» **Aim**: How many lines of the data include the string "Thomforde"? State the number and nothing else.
━━━━━ Records for this task ━━━━━
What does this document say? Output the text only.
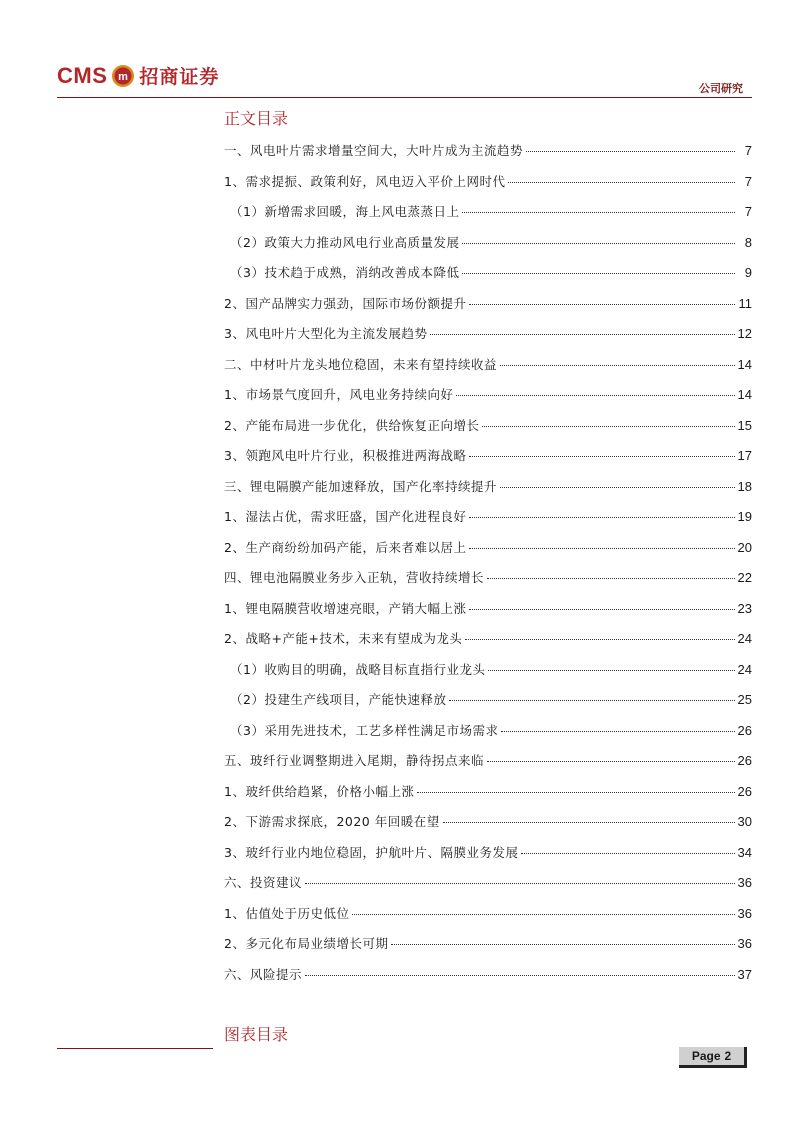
CMS m 招商证券
公司研究
正文目录
一、风电叶片需求增量空间大，大叶片成为主流趋势	7
1、需求提振、政策利好，风电迈入平价上网时代	7
（1）新增需求回暖，海上风电蒸蒸日上	7
（2）政策大力推动风电行业高质量发展	8
（3）技术趋于成熟，消纳改善成本降低	9
2、国产品牌实力强劲，国际市场份额提升	11
3、风电叶片大型化为主流发展趋势	12
二、中材叶片龙头地位稳固，未来有望持续收益	14
1、市场景气度回升，风电业务持续向好	14
2、产能布局进一步优化，供给恢复正向增长	15
3、领跑风电叶片行业，积极推进两海战略	17
三、锂电隔膜产能加速释放，国产化率持续提升	18
1、湿法占优，需求旺盛，国产化进程良好	19
2、生产商纷纷加码产能，后来者难以居上	20
四、锂电池隔膜业务步入正轨，营收持续增长	22
1、锂电隔膜营收增速亮眼，产销大幅上涨	23
2、战略+产能+技术，未来有望成为龙头	24
（1）收购目的明确，战略目标直指行业龙头	24
（2）投建生产线项目，产能快速释放	25
（3）采用先进技术，工艺多样性满足市场需求	26
五、玻纤行业调整期进入尾期，静待拐点来临	26
1、玻纤供给趋紧，价格小幅上涨	26
2、下游需求探底，2020 年回暖在望	30
3、玻纤行业内地位稳固，护航叶片、隔膜业务发展	34
六、投资建议	36
1、估值处于历史低位	36
2、多元化布局业绩增长可期	36
六、风险提示	37
图表目录
Page 2
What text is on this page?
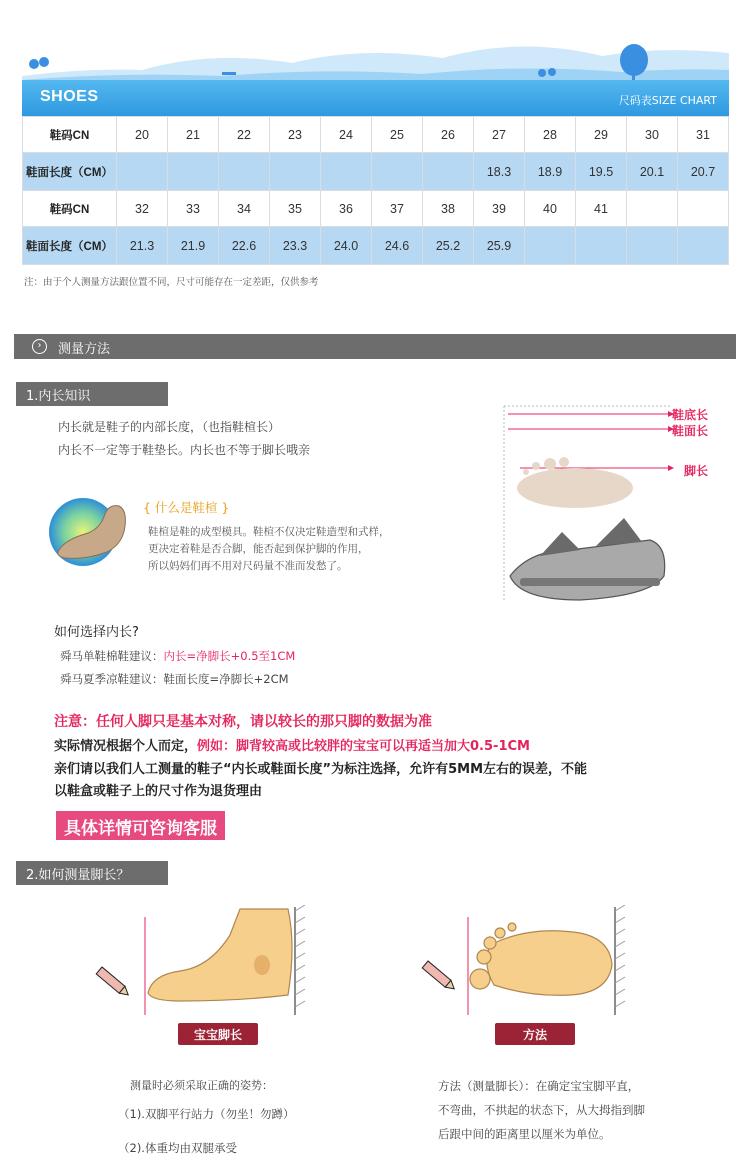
SHOES	尺码表SIZE CHART
鞋码CN	20	21	22	23	24	25	26	27	28	29	30	31
鞋面长度（CM）								18.3	18.9	19.5	20.1	20.7
鞋码CN	32	33	34	35	36	37	38	39	40	41		
鞋面长度（CM）	21.3	21.9	22.6	23.3	24.0	24.6	25.2	25.9				
注：由于个人测量方法跟位置不同，尺寸可能存在一定差距，仅供参考
›	测量方法
1.内长知识
内长就是鞋子的内部长度，（也指鞋楦长）
内长不一定等于鞋垫长。内长也不等于脚长哦亲
{ 什么是鞋楦 }
鞋楦是鞋的成型模具。鞋楦不仅决定鞋造型和式样，
更决定着鞋是否合脚，能否起到保护脚的作用，
所以妈妈们再不用对尺码量不准而发愁了。
鞋底长
鞋面长
脚长
如何选择内长?
舜马单鞋棉鞋建议：内长=净脚长+0.5至1CM
舜马夏季凉鞋建议：鞋面长度=净脚长+2CM
注意：任何人脚只是基本对称，请以较长的那只脚的数据为准
实际情况根据个人而定，例如：脚背较高或比较胖的宝宝可以再适当加大0.5-1CM
亲们请以我们人工测量的鞋子“内长或鞋面长度”为标注选择，允许有5MM左右的误差，不能
以鞋盒或鞋子上的尺寸作为退货理由
具体详情可咨询客服
2.如何测量脚长？
宝宝脚长	方法
测量时必须采取正确的姿势：
（1).双脚平行站力（勿坐！勿蹲）
（2).体重均由双腿承受
方法（测量脚长）：在确定宝宝脚平直，
不弯曲，不拱起的状态下，从大拇指到脚
后跟中间的距离里以厘米为单位。
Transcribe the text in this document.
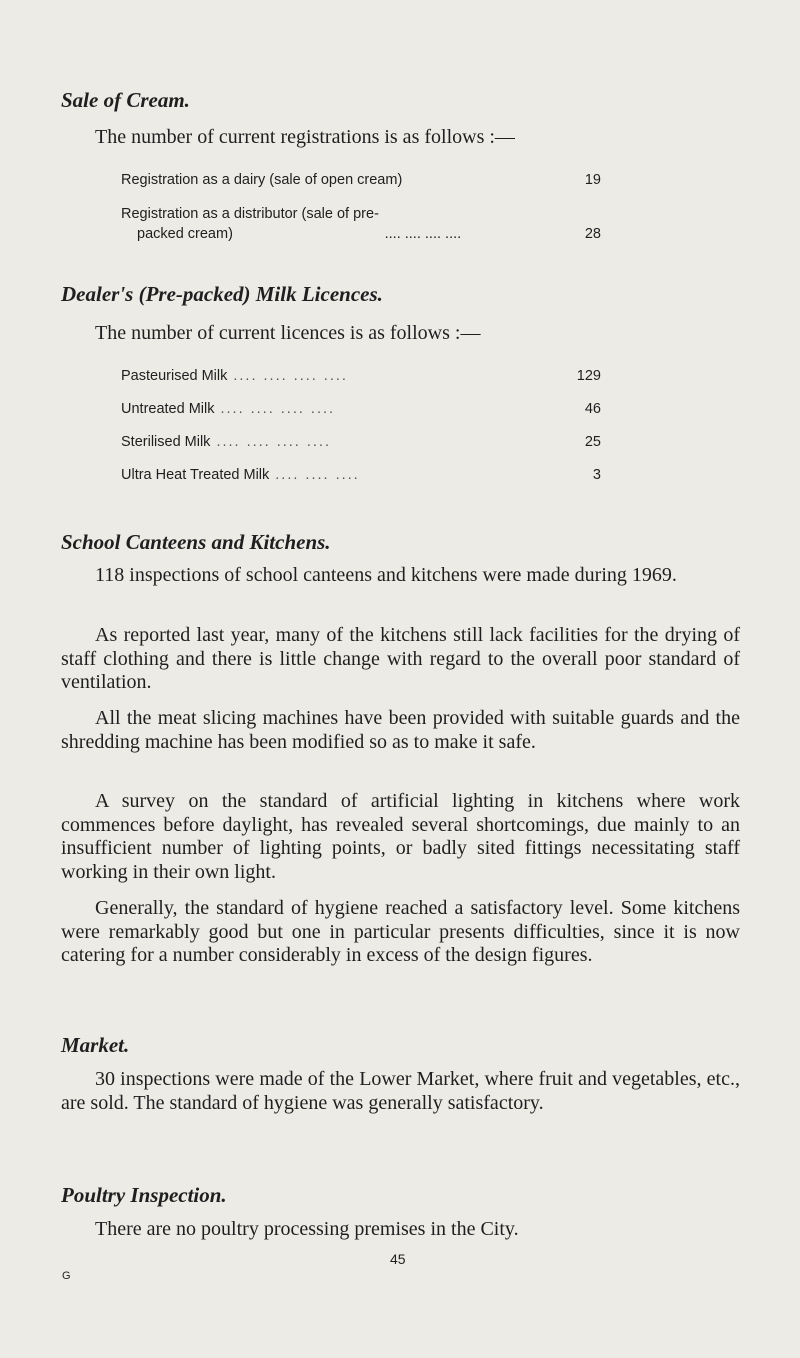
Sale of Cream.

The number of current registrations is as follows :—

Registration as a dairy (sale of open cream)	19
Registration as a distributor (sale of pre-
packed cream)	.... .... .... ....	28
Dealer's (Pre-packed) Milk Licences.

The number of current licences is as follows :—

Pasteurised Milk .... .... .... ....	129
Untreated Milk .... .... .... ....	46
Sterilised Milk .... .... .... ....	25
Ultra Heat Treated Milk .... .... ....	3
School Canteens and Kitchens.

118 inspections of school canteens and kitchens were made during 1969.

As reported last year, many of the kitchens still lack facilities for the drying of staff clothing and there is little change with regard to the overall poor standard of ventilation.

All the meat slicing machines have been provided with suitable guards and the shredding machine has been modified so as to make it safe.

A survey on the standard of artificial lighting in kitchens where work commences before daylight, has revealed several shortcomings, due mainly to an insufficient number of lighting points, or badly sited fittings necessitating staff working in their own light.

Generally, the standard of hygiene reached a satisfactory level. Some kitchens were remarkably good but one in particular presents difficulties, since it is now catering for a number considerably in excess of the design figures.

Market.

30 inspections were made of the Lower Market, where fruit and vegetables, etc., are sold. The standard of hygiene was generally satisfactory.

Poultry Inspection.

There are no poultry processing premises in the City.

45
G
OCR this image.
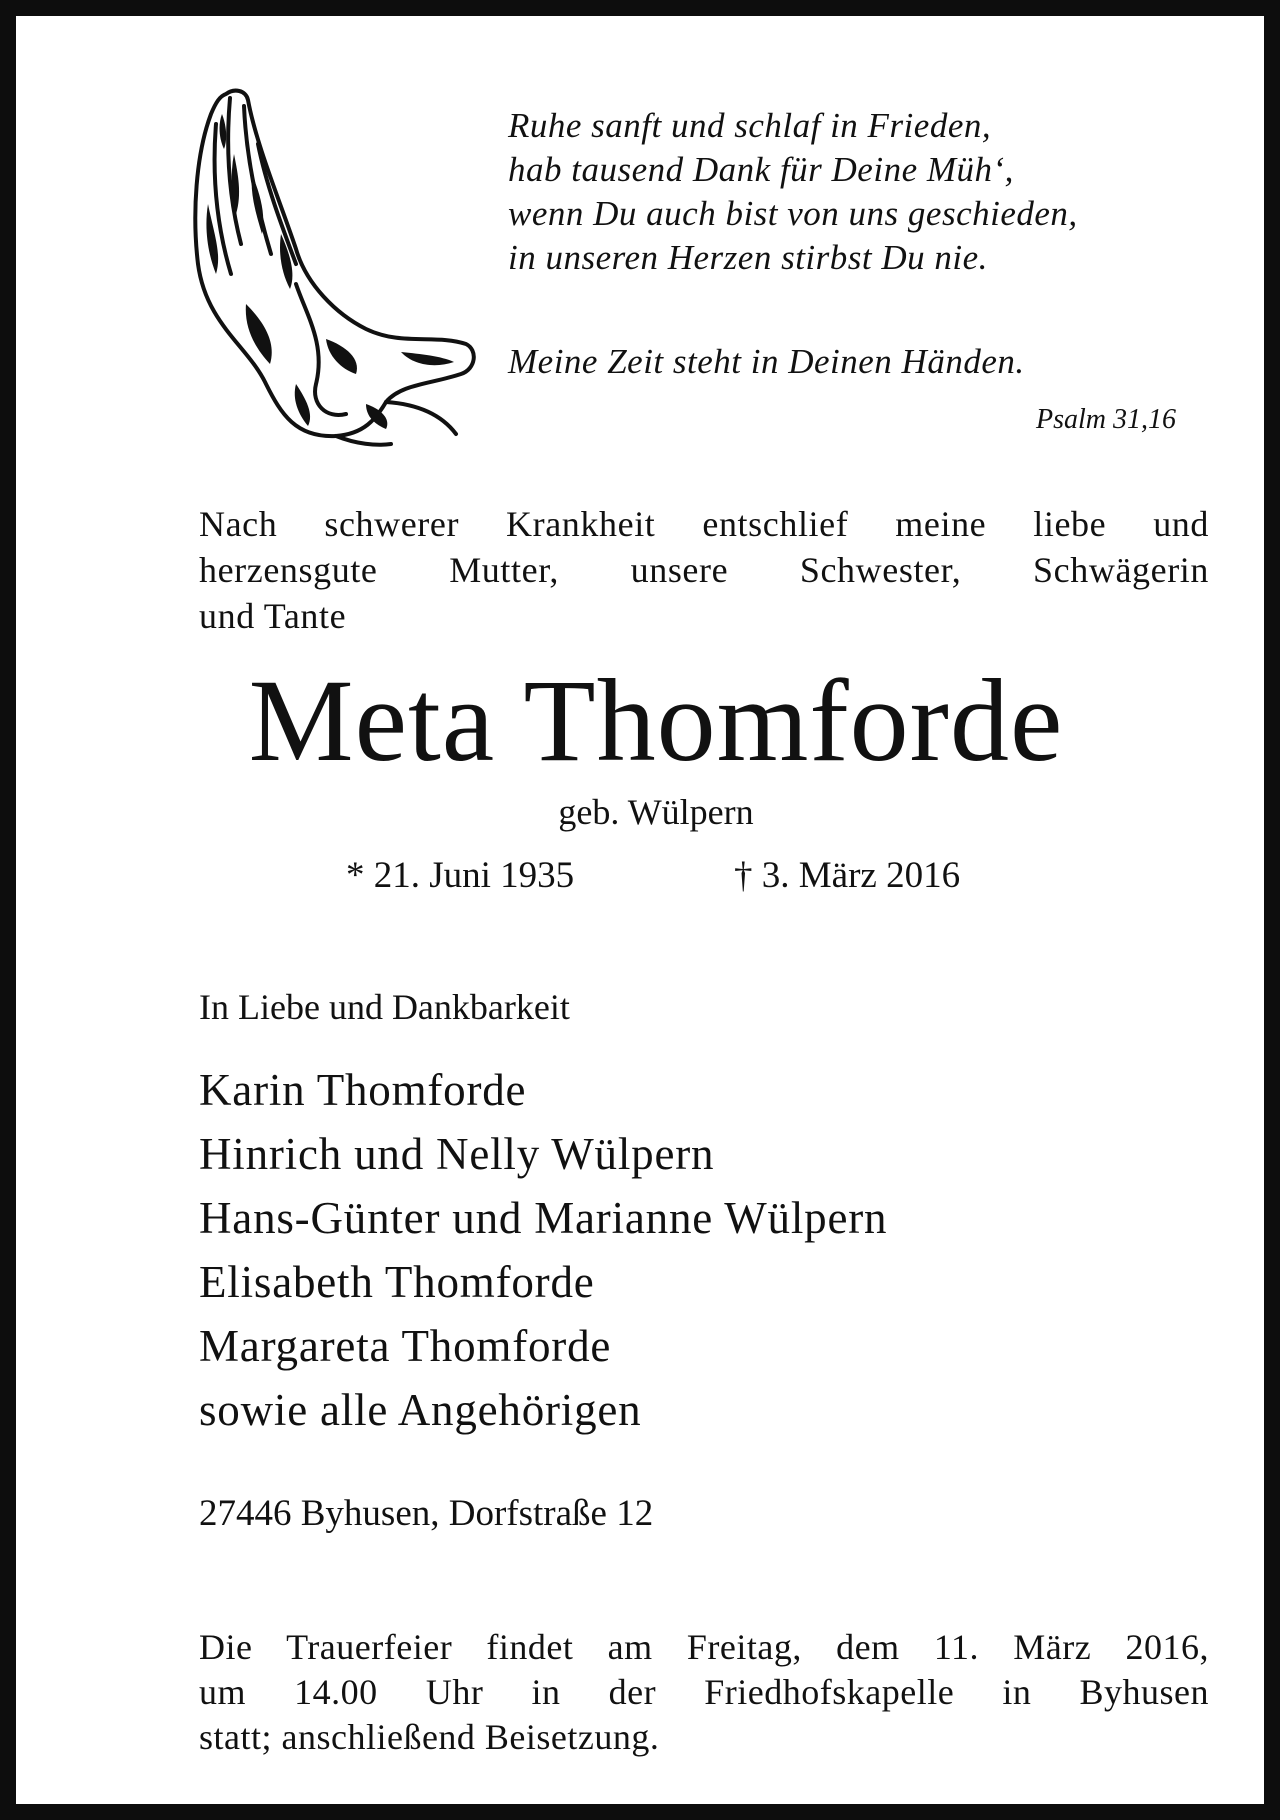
Ruhe sanft und schlaf in Frieden,
hab tausend Dank für Deine Müh‘,
wenn Du auch bist von uns geschieden,
in unseren Herzen stirbst Du nie.
Meine Zeit steht in Deinen Händen.
Psalm 31,16
Nach schwerer Krankheit entschlief meine liebe und
herzensgute Mutter, unsere Schwester, Schwägerin
und Tante
Meta Thomforde
geb. Wülpern
* 21. Juni 1935	† 3. März 2016
In Liebe und Dankbarkeit
Karin Thomforde
Hinrich und Nelly Wülpern
Hans-Günter und Marianne Wülpern
Elisabeth Thomforde
Margareta Thomforde
sowie alle Angehörigen
27446 Byhusen, Dorfstraße 12
Die Trauerfeier findet am Freitag, dem 11. März 2016,
um 14.00 Uhr in der Friedhofskapelle in Byhusen
statt; anschließend Beisetzung.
━━━━━
» **Answer to this exercise**: 4